# PROVIDED INFORMATION
+ + + +

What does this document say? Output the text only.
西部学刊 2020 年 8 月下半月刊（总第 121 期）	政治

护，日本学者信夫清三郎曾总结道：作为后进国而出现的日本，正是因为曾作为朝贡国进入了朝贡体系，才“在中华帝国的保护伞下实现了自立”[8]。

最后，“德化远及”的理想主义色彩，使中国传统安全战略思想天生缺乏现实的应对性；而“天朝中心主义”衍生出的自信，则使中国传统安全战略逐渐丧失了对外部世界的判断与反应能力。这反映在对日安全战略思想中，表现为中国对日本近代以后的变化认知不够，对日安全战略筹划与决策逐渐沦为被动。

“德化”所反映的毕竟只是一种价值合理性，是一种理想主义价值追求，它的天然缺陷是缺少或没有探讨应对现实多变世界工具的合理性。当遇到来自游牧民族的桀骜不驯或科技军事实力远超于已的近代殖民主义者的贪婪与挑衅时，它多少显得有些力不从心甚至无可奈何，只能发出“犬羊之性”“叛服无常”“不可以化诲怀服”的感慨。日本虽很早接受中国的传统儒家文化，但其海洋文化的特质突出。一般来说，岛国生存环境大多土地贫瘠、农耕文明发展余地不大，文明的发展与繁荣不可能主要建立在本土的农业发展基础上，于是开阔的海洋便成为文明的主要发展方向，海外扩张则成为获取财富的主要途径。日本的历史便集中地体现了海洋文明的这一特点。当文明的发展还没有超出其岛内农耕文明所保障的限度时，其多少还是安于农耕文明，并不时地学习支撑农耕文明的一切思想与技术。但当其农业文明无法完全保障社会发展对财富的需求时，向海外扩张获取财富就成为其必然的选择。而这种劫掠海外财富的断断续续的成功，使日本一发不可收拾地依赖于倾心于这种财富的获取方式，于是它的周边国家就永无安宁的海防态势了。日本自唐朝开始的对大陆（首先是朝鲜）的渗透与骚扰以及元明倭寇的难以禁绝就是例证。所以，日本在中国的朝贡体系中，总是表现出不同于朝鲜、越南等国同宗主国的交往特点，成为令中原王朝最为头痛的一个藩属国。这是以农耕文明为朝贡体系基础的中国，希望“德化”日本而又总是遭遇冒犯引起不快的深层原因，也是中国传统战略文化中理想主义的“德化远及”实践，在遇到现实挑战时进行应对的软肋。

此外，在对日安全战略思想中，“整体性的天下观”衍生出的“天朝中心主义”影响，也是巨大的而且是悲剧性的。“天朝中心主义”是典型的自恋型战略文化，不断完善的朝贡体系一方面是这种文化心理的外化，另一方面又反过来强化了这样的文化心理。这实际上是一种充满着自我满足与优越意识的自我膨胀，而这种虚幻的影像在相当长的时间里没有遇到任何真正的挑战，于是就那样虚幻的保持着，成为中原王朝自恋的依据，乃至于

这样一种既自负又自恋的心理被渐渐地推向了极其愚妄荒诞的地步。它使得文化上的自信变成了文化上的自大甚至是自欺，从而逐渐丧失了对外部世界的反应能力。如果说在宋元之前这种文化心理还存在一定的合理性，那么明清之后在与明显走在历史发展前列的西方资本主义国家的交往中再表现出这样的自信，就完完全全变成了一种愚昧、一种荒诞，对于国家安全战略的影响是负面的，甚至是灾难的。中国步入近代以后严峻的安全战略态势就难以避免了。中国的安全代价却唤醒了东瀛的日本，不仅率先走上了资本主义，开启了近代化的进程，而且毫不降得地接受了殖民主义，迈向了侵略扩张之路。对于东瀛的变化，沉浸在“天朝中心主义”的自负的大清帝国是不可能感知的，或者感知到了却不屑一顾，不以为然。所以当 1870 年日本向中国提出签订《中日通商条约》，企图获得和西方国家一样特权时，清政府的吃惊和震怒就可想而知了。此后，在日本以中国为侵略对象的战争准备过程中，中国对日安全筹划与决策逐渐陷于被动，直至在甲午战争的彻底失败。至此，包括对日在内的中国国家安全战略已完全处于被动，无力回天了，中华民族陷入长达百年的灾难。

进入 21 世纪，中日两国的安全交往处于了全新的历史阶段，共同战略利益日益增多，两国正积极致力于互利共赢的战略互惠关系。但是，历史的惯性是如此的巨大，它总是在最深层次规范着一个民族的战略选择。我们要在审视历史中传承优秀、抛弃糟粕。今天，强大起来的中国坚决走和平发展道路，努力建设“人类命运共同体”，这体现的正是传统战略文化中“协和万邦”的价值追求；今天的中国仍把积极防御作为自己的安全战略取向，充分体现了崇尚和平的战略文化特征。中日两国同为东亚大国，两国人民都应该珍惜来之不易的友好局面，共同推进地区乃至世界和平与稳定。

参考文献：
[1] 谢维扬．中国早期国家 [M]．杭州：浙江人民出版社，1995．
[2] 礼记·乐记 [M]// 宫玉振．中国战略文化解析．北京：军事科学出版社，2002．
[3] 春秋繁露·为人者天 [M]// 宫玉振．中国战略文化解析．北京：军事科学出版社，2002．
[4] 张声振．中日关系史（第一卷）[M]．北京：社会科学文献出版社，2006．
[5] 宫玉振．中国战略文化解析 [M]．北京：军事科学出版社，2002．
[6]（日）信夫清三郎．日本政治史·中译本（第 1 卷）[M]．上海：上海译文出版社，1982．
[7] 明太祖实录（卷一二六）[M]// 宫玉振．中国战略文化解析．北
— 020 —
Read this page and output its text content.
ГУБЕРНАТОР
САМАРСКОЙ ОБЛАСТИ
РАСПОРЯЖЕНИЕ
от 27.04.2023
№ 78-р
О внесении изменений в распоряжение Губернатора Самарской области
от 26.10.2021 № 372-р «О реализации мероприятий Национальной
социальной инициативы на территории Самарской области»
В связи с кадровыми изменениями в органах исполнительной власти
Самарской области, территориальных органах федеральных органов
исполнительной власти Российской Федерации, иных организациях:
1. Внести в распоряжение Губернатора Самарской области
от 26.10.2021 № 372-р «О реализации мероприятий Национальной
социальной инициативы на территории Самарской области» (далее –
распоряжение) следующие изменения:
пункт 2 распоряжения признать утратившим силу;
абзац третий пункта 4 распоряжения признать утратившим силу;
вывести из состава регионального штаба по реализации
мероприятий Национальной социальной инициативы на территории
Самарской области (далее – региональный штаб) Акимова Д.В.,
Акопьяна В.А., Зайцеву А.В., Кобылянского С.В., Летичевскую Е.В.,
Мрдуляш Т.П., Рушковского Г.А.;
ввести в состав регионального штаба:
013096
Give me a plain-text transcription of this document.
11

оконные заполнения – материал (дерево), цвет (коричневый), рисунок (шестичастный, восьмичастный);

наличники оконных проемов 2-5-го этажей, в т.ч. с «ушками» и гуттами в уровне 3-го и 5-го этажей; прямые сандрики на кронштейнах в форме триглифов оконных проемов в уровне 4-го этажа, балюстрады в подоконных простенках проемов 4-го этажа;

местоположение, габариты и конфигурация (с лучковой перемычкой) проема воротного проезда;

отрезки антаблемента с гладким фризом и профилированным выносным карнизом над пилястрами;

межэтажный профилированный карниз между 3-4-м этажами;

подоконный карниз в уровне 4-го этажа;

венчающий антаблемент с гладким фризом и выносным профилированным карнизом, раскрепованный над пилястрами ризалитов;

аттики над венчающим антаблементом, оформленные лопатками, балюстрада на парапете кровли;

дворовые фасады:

+ + + +

# DIRECTION
Copy all the records above precisely.

# SOLVED PROBLEM
What does this document say? Output the text only.
西部学刊 2020 年 8 月下半月刊（总第 121 期）	政治

护，日本学者信夫清三郎曾总结道：作为后进国而出现的日本，正是因为曾作为朝贡国进入了朝贡体系，才“在中华帝国的保护伞下实现了自立”[8]。

最后，“德化远及”的理想主义色彩，使中国传统安全战略思想天生缺乏现实的应对性；而“天朝中心主义”衍生出的自信，则使中国传统安全战略逐渐丧失了对外部世界的判断与反应能力。这反映在对日安全战略思想中，表现为中国对日本近代以后的变化认知不够，对日安全战略筹划与决策逐渐沦为被动。

“德化”所反映的毕竟只是一种价值合理性，是一种理想主义价值追求，它的天然缺陷是缺少或没有探讨应对现实多变世界工具的合理性。当遇到来自游牧民族的桀骜不驯或科技军事实力远超于已的近代殖民主义者的贪婪与挑衅时，它多少显得有些力不从心甚至无可奈何，只能发出“犬羊之性”“叛服无常”“不可以化诲怀服”的感慨。日本虽很早接受中国的传统儒家文化，但其海洋文化的特质突出。一般来说，岛国生存环境大多土地贫瘠、农耕文明发展余地不大，文明的发展与繁荣不可能主要建立在本土的农业发展基础上，于是开阔的海洋便成为文明的主要发展方向，海外扩张则成为获取财富的主要途径。日本的历史便集中地体现了海洋文明的这一特点。当文明的发展还没有超出其岛内农耕文明所保障的限度时，其多少还是安于农耕文明，并不时地学习支撑农耕文明的一切思想与技术。但当其农业文明无法完全保障社会发展对财富的需求时，向海外扩张获取财富就成为其必然的选择。而这种劫掠海外财富的断断续续的成功，使日本一发不可收拾地依赖于倾心于这种财富的获取方式，于是它的周边国家就永无安宁的海防态势了。日本自唐朝开始的对大陆（首先是朝鲜）的渗透与骚扰以及元明倭寇的难以禁绝就是例证。所以，日本在中国的朝贡体系中，总是表现出不同于朝鲜、越南等国同宗主国的交往特点，成为令中原王朝最为头痛的一个藩属国。这是以农耕文明为朝贡体系基础的中国，希望“德化”日本而又总是遭遇冒犯引起不快的深层原因，也是中国传统战略文化中理想主义的“德化远及”实践，在遇到现实挑战时进行应对的软肋。

此外，在对日安全战略思想中，“整体性的天下观”衍生出的“天朝中心主义”影响，也是巨大的而且是悲剧性的。“天朝中心主义”是典型的自恋型战略文化，不断完善的朝贡体系一方面是这种文化心理的外化，另一方面又反过来强化了这样的文化心理。这实际上是一种充满着自我满足与优越意识的自我膨胀，而这种虚幻的影像在相当长的时间里没有遇到任何真正的挑战，于是就那样虚幻的保持着，成为中原王朝自恋的依据，乃至于

这样一种既自负又自恋的心理被渐渐地推向了极其愚妄荒诞的地步。它使得文化上的自信变成了文化上的自大甚至是自欺，从而逐渐丧失了对外部世界的反应能力。如果说在宋元之前这种文化心理还存在一定的合理性，那么明清之后在与明显走在历史发展前列的西方资本主义国家的交往中再表现出这样的自信，就完完全全变成了一种愚昧、一种荒诞，对于国家安全战略的影响是负面的，甚至是灾难的。中国步入近代以后严峻的安全战略态势就难以避免了。中国的安全代价却唤醒了东瀛的日本，不仅率先走上了资本主义，开启了近代化的进程，而且毫不降得地接受了殖民主义，迈向了侵略扩张之路。对于东瀛的变化，沉浸在“天朝中心主义”的自负的大清帝国是不可能感知的，或者感知到了却不屑一顾，不以为然。所以当 1870 年日本向中国提出签订《中日通商条约》，企图获得和西方国家一样特权时，清政府的吃惊和震怒就可想而知了。此后，在日本以中国为侵略对象的战争准备过程中，中国对日安全筹划与决策逐渐陷于被动，直至在甲午战争的彻底失败。至此，包括对日在内的中国国家安全战略已完全处于被动，无力回天了，中华民族陷入长达百年的灾难。

进入 21 世纪，中日两国的安全交往处于了全新的历史阶段，共同战略利益日益增多，两国正积极致力于互利共赢的战略互惠关系。但是，历史的惯性是如此的巨大，它总是在最深层次规范着一个民族的战略选择。我们要在审视历史中传承优秀、抛弃糟粕。今天，强大起来的中国坚决走和平发展道路，努力建设“人类命运共同体”，这体现的正是传统战略文化中“协和万邦”的价值追求；今天的中国仍把积极防御作为自己的安全战略取向，充分体现了崇尚和平的战略文化特征。中日两国同为东亚大国，两国人民都应该珍惜来之不易的友好局面，共同推进地区乃至世界和平与稳定。

参考文献：
[1] 谢维扬．中国早期国家 [M]．杭州：浙江人民出版社，1995．
[2] 礼记·乐记 [M]// 宫玉振．中国战略文化解析．北京：军事科学出版社，2002．
[3] 春秋繁露·为人者天 [M]// 宫玉振．中国战略文化解析．北京：军事科学出版社，2002．
[4] 张声振．中日关系史（第一卷）[M]．北京：社会科学文献出版社，2006．
[5] 宫玉振．中国战略文化解析 [M]．北京：军事科学出版社，2002．
[6]（日）信夫清三郎．日本政治史·中译本（第 1 卷）[M]．上海：上海译文出版社，1982．
[7] 明太祖实录（卷一二六）[M]// 宫玉振．中国战略文化解析．北
— 020 —
Read this page and output its text content.
ГУБЕРНАТОР
САМАРСКОЙ ОБЛАСТИ
РАСПОРЯЖЕНИЕ
от 27.04.2023
№ 78-р
О внесении изменений в распоряжение Губернатора Самарской области
от 26.10.2021 № 372-р «О реализации мероприятий Национальной
социальной инициативы на территории Самарской области»
В связи с кадровыми изменениями в органах исполнительной власти
Самарской области, территориальных органах федеральных органов
исполнительной власти Российской Федерации, иных организациях:
1. Внести в распоряжение Губернатора Самарской области
от 26.10.2021 № 372-р «О реализации мероприятий Национальной
социальной инициативы на территории Самарской области» (далее –
распоряжение) следующие изменения:
пункт 2 распоряжения признать утратившим силу;
абзац третий пункта 4 распоряжения признать утратившим силу;
вывести из состава регионального штаба по реализации
мероприятий Национальной социальной инициативы на территории
Самарской области (далее – региональный штаб) Акимова Д.В.,
Акопьяна В.А., Зайцеву А.В., Кобылянского С.В., Летичевскую Е.В.,
Мрдуляш Т.П., Рушковского Г.А.;
ввести в состав регионального штаба:
013096
Give me a plain-text transcription of this document.
11

оконные заполнения – материал (дерево), цвет (коричневый), рисунок (шестичастный, восьмичастный);

наличники оконных проемов 2-5-го этажей, в т.ч. с «ушками» и гуттами в уровне 3-го и 5-го этажей; прямые сандрики на кронштейнах в форме триглифов оконных проемов в уровне 4-го этажа, балюстрады в подоконных простенках проемов 4-го этажа;

местоположение, габариты и конфигурация (с лучковой перемычкой) проема воротного проезда;

отрезки антаблемента с гладким фризом и профилированным выносным карнизом над пилястрами;

межэтажный профилированный карниз между 3-4-м этажами;

подоконный карниз в уровне 4-го этажа;

венчающий антаблемент с гладким фризом и выносным профилированным карнизом, раскрепованный над пилястрами ризалитов;

аттики над венчающим антаблементом, оформленные лопатками, балюстрада на парапете кровли;

дворовые фасады:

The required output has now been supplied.